▸ Texte de la page

- - -

Parmi les dix principaux fonds souverains, aucun n’obéit à une stratégie de placement cohérente, contrairement aux caisses de retraite. En Suisse, seul un fonds souverain assorti d’une stratégie claire aurait des chances de passer la rampe.
Le fonds souverain norvégien est principalement alimenté par les exportations de pétrole et de gaz. Plate-forme pétrolière au large de Sandnes.

On débat actuellement de l’éventualité d’un fonds souverain en Suisse. Du côté des partisans, on y voit la possibilité de stimuler l’industrie nationale ou le moyen d’affaiblir systématiquement le franc. Les adversaires, eux, craignent une perte d’indépendance pour la Banque nationale suisse (voir encadré). Un bon moyen de départager les arguments des uns et des autres est de regarder ce qui se passe à l’étranger. Quels États gèrent un fonds souverain ? Quels buts poursuivent-ils ? Comment investissent-ils leur patrimoine ?

Selon le Fonds monétaire international (FMI), les fonds souverains sont des fonds de placement étatiques à visée économique. Leur financement est souvent assuré par des réserves de devises, investies à long terme pour le bien des générations futures. Dans la plupart des cas, dont le fonds norvégien souvent cité, l’argent provient des exportations de pétrole ou de gaz. Cela n’empêche pas certains pays pauvres en matières premières, comme Singapour, de disposer d’un fonds souverain pour gérer les réserves de devises.

- - -

▸ Données de disposition spatiale
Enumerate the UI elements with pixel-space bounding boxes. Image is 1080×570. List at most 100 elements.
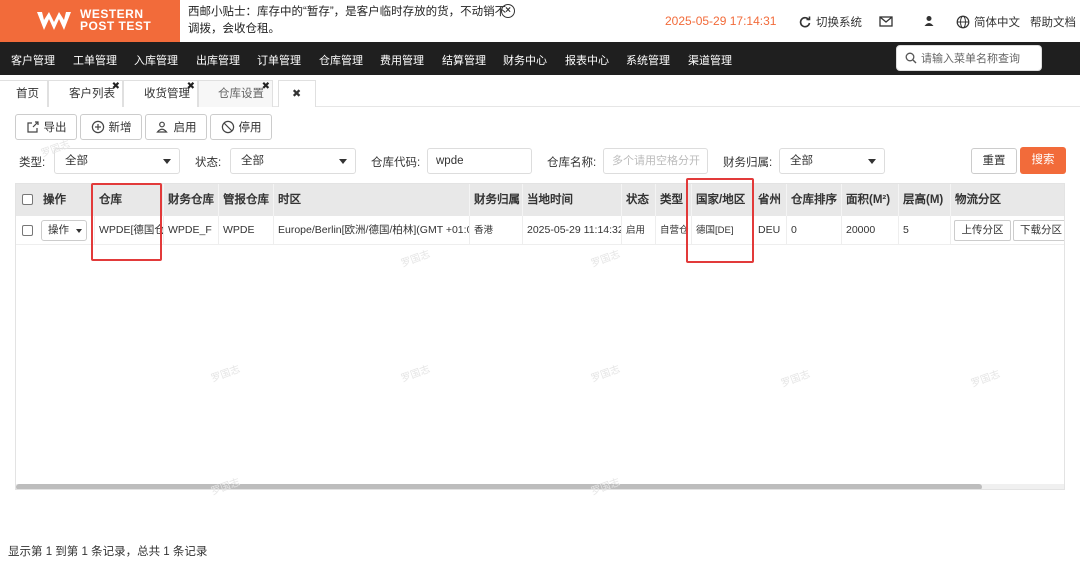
col-warehouse[interactable]: 仓库	[95, 184, 164, 216]
finance-owner-label: 财务归属:	[723, 157, 773, 169]
tab-label: 客户列表	[69, 88, 115, 100]
close-all-icon: ✖	[292, 88, 302, 100]
horizontal-scrollbar[interactable]	[16, 484, 1064, 489]
close-tab-icon[interactable]: ✖	[187, 82, 195, 92]
close-tip-icon[interactable]: ×	[501, 4, 515, 18]
finance-owner-value: 全部	[790, 155, 813, 167]
globe-icon	[956, 15, 970, 29]
warehouse-name-label: 仓库名称:	[547, 157, 597, 169]
cell-local-time: 2025-05-29 11:14:32	[523, 216, 622, 245]
enable-button[interactable]: 启用	[145, 114, 207, 140]
row-op-dropdown[interactable]: 操作	[41, 220, 87, 241]
nav-reports[interactable]: 报表中心	[565, 52, 609, 68]
tab-home[interactable]: 首页	[0, 80, 48, 107]
nav-fees[interactable]: 费用管理	[380, 52, 424, 68]
add-button[interactable]: 新增	[80, 114, 142, 140]
nav-inbound[interactable]: 入库管理	[134, 52, 178, 68]
scrollbar-thumb[interactable]	[16, 484, 982, 489]
nav-system[interactable]: 系统管理	[626, 52, 670, 68]
nav-channels[interactable]: 渠道管理	[688, 52, 732, 68]
export-icon	[26, 121, 39, 133]
cell-sort: 0	[787, 216, 842, 245]
tab-label: 收货管理	[144, 88, 190, 100]
search-button[interactable]: 搜索	[1020, 147, 1066, 174]
row-checkbox[interactable]	[22, 225, 33, 236]
tab-label: 首页	[16, 88, 39, 100]
mail-button[interactable]	[879, 14, 893, 28]
tip-banner: 西邮小贴士：库存中的“暂存”，是客户临时存放的货，不动销不调拨，会收仓租。	[188, 6, 507, 35]
upload-zone-button[interactable]: 上传分区	[954, 220, 1011, 241]
col-finance-owner[interactable]: 财务归属	[470, 184, 523, 216]
cell-status: 启用	[622, 216, 656, 245]
download-zone-button[interactable]: 下载分区	[1013, 220, 1064, 241]
warehouse-code-input[interactable]: wpde	[427, 148, 532, 174]
warehouse-code-label: 仓库代码:	[371, 157, 421, 169]
page-tabs: 首页 客户列表 ✖ 收货管理 ✖ 仓库设置 ✖ ✖	[0, 75, 1080, 107]
caret-down-icon	[339, 159, 347, 164]
logo-text: WESTERN POST TEST	[80, 7, 152, 33]
caret-down-icon	[868, 159, 876, 164]
col-op: 操作	[39, 184, 93, 216]
add-label: 新增	[108, 122, 132, 134]
tab-label: 仓库设置	[218, 88, 264, 100]
col-province[interactable]: 省州	[754, 184, 787, 216]
col-finance-wh[interactable]: 财务仓库	[164, 184, 219, 216]
col-status[interactable]: 状态	[622, 184, 656, 216]
tab-warehouse-settings[interactable]: 仓库设置 ✖	[198, 80, 273, 107]
nav-ticket[interactable]: 工单管理	[73, 52, 117, 68]
status-select[interactable]: 全部	[230, 148, 356, 174]
nav-finance[interactable]: 财务中心	[503, 52, 547, 68]
cell-area: 20000	[842, 216, 899, 245]
col-logistics-zone[interactable]: 物流分区	[951, 184, 1064, 216]
nav-orders[interactable]: 订单管理	[257, 52, 301, 68]
export-button[interactable]: 导出	[15, 114, 77, 140]
table-header: 操作 仓库 财务仓库 管报仓库 时区 财务归属 当地时间 状态 类型 国家/地区…	[16, 184, 1064, 216]
close-tab-icon[interactable]: ✖	[112, 82, 120, 92]
menu-search-placeholder: 请输入菜单名称查询	[921, 53, 1020, 65]
type-select[interactable]: 全部	[54, 148, 180, 174]
disable-button[interactable]: 停用	[210, 114, 272, 140]
tab-receiving[interactable]: 收货管理 ✖	[123, 80, 198, 107]
cell-timezone: Europe/Berlin[欧洲/德国/柏林](GMT +01:00)	[274, 216, 470, 245]
brand-logo[interactable]: WESTERN POST TEST	[0, 0, 180, 42]
finance-owner-select[interactable]: 全部	[779, 148, 885, 174]
warehouse-name-input[interactable]: 多个请用空格分开	[603, 148, 708, 174]
cell-height: 5	[899, 216, 951, 245]
cell-type: 自营仓	[656, 216, 692, 245]
ban-icon	[221, 120, 234, 134]
col-country[interactable]: 国家/地区	[692, 184, 754, 216]
status-label: 状态:	[195, 157, 222, 169]
help-docs-link[interactable]: 帮助文档	[1030, 14, 1076, 30]
col-type[interactable]: 类型	[656, 184, 692, 216]
row-op-label: 操作	[48, 224, 69, 236]
col-height[interactable]: 层高(M)	[899, 184, 951, 216]
nav-settlement[interactable]: 结算管理	[442, 52, 486, 68]
close-tab-icon[interactable]: ✖	[262, 82, 270, 92]
enable-label: 启用	[173, 122, 197, 134]
nav-customer[interactable]: 客户管理	[11, 52, 55, 68]
tab-customer-list[interactable]: 客户列表 ✖	[48, 80, 123, 107]
menu-search-input[interactable]: 请输入菜单名称查询	[896, 45, 1042, 71]
reset-button[interactable]: 重置	[971, 148, 1017, 174]
disable-label: 停用	[238, 122, 262, 134]
col-report-wh[interactable]: 管报仓库	[219, 184, 274, 216]
caret-down-icon	[163, 159, 171, 164]
nav-warehouse[interactable]: 仓库管理	[319, 52, 363, 68]
col-area[interactable]: 面积(M²)	[842, 184, 899, 216]
language-switch[interactable]: 简体中文	[956, 14, 1020, 30]
col-sort[interactable]: 仓库排序	[787, 184, 842, 216]
table-row[interactable]: WPDE[德国仓] WPDE_F WPDE Europe/Berlin[欧洲/德…	[16, 216, 1064, 245]
user-check-icon	[155, 121, 168, 133]
type-select-value: 全部	[65, 155, 88, 167]
warehouse-table: 操作 仓库 财务仓库 管报仓库 时区 财务归属 当地时间 状态 类型 国家/地区…	[15, 183, 1065, 490]
pagination-info: 显示第 1 到第 1 条记录，总共 1 条记录	[8, 546, 208, 558]
switch-system-button[interactable]: 切换系统	[798, 14, 862, 30]
user-button[interactable]	[922, 14, 936, 28]
logo-w-icon	[37, 12, 71, 30]
plus-circle-icon	[91, 120, 104, 134]
select-all-checkbox[interactable]	[22, 194, 33, 205]
close-all-tabs-button[interactable]: ✖	[278, 80, 316, 107]
nav-outbound[interactable]: 出库管理	[196, 52, 240, 68]
col-local-time[interactable]: 当地时间	[523, 184, 622, 216]
col-timezone[interactable]: 时区	[274, 184, 470, 216]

- - -

▸ Consigne 1
D'après le texte sur les fonds souverains, d'où provient l'argent dans la plupart des cas ?
▸ Consigne 2
Dans les entrées, réécrivez les lignes allant de celle qui contient "184, 164, 216]" jusqu'à celle qui contient "216, 656, 245]" incluse, en changeant "启用" en "停用" sans rien modifier d'autre.

▸ Réponse rédigée 1
Des exportations de pétrole ou de gaz.

▸ Réponse rédigée 2
col-warehouse[interactable]: 仓库	[95, 184, 164, 216]
finance-owner-label: 财务归属:	[723, 157, 773, 169]
tab-label: 客户列表	[69, 88, 115, 100]
close-all-icon: ✖	[292, 88, 302, 100]
horizontal-scrollbar[interactable]	[16, 484, 1064, 489]
close-tab-icon[interactable]: ✖	[187, 82, 195, 92]
close-tip-icon[interactable]: ×	[501, 4, 515, 18]
finance-owner-value: 全部	[790, 155, 813, 167]
globe-icon	[956, 15, 970, 29]
warehouse-name-label: 仓库名称:	[547, 157, 597, 169]
cell-local-time: 2025-05-29 11:14:32	[523, 216, 622, 245]
enable-button[interactable]: 停用	[145, 114, 207, 140]
row-op-dropdown[interactable]: 操作	[41, 220, 87, 241]
nav-reports[interactable]: 报表中心	[565, 52, 609, 68]
tab-home[interactable]: 首页	[0, 80, 48, 107]
nav-fees[interactable]: 费用管理	[380, 52, 424, 68]
add-button[interactable]: 新增	[80, 114, 142, 140]
nav-inbound[interactable]: 入库管理	[134, 52, 178, 68]
scrollbar-thumb[interactable]	[16, 484, 982, 489]
nav-system[interactable]: 系统管理	[626, 52, 670, 68]
nav-channels[interactable]: 渠道管理	[688, 52, 732, 68]
export-icon	[26, 121, 39, 133]
cell-sort: 0	[787, 216, 842, 245]
tab-label: 收货管理	[144, 88, 190, 100]
search-button[interactable]: 搜索	[1020, 147, 1066, 174]
row-checkbox[interactable]	[22, 225, 33, 236]
tab-label: 首页	[16, 88, 39, 100]
mail-button[interactable]	[879, 14, 893, 28]
tip-banner: 西邮小贴士：库存中的“暂存”，是客户临时存放的货，不动销不调拨，会收仓租。	[188, 6, 507, 35]
upload-zone-button[interactable]: 上传分区	[954, 220, 1011, 241]
col-finance-owner[interactable]: 财务归属	[470, 184, 523, 216]
cell-status: 停用	[622, 216, 656, 245]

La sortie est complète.